Find the string "prostředí" in the data, then copy every line where it is found.

===============

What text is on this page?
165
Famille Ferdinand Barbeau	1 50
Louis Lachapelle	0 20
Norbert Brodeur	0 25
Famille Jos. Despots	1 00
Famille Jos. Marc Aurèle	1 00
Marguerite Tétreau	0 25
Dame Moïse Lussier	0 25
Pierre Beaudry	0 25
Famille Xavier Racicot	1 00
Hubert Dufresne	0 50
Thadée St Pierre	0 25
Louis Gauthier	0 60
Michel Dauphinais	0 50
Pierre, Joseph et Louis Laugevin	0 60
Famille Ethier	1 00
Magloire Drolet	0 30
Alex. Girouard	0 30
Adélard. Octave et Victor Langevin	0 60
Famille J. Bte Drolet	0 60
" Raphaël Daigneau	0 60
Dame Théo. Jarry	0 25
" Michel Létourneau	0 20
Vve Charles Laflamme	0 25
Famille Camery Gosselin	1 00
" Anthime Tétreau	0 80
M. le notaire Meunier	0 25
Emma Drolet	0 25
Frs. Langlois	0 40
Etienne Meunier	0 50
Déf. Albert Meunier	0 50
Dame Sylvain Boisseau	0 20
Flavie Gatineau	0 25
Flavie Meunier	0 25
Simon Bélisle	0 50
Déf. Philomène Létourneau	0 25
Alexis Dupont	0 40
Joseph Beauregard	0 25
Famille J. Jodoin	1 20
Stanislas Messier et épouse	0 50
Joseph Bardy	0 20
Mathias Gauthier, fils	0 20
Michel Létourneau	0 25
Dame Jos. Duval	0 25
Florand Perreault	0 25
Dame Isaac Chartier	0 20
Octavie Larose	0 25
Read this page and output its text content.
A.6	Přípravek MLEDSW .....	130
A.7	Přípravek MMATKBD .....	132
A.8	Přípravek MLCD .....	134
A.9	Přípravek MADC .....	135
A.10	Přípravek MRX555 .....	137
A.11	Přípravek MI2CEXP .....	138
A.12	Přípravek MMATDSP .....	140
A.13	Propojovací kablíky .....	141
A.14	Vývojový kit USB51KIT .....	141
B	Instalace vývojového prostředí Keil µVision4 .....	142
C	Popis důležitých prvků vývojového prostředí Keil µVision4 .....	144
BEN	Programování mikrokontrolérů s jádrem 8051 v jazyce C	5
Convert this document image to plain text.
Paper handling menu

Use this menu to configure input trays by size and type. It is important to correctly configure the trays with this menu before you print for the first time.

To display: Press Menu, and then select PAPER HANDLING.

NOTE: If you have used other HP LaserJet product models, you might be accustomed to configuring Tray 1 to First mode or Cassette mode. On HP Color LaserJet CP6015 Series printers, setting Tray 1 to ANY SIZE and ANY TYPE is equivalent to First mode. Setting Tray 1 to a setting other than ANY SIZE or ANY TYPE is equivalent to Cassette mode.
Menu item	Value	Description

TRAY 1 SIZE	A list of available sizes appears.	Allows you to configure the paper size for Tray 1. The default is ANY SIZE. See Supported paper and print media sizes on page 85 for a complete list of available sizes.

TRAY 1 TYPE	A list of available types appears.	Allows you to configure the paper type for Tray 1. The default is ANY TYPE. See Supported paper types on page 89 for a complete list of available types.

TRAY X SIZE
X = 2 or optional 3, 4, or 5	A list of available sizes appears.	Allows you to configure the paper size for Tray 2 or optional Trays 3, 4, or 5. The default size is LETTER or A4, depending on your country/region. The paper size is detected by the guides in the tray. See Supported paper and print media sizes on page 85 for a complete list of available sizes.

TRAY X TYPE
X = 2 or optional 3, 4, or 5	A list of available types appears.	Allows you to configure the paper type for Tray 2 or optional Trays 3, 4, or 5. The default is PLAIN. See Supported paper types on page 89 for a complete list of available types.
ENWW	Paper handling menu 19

===============

> _FULL SOLUTION_
B	Instalace vývojového prostředí Keil µVision4 .....	142
C	Popis důležitých prvků vývojového prostředí Keil µVision4 .....	144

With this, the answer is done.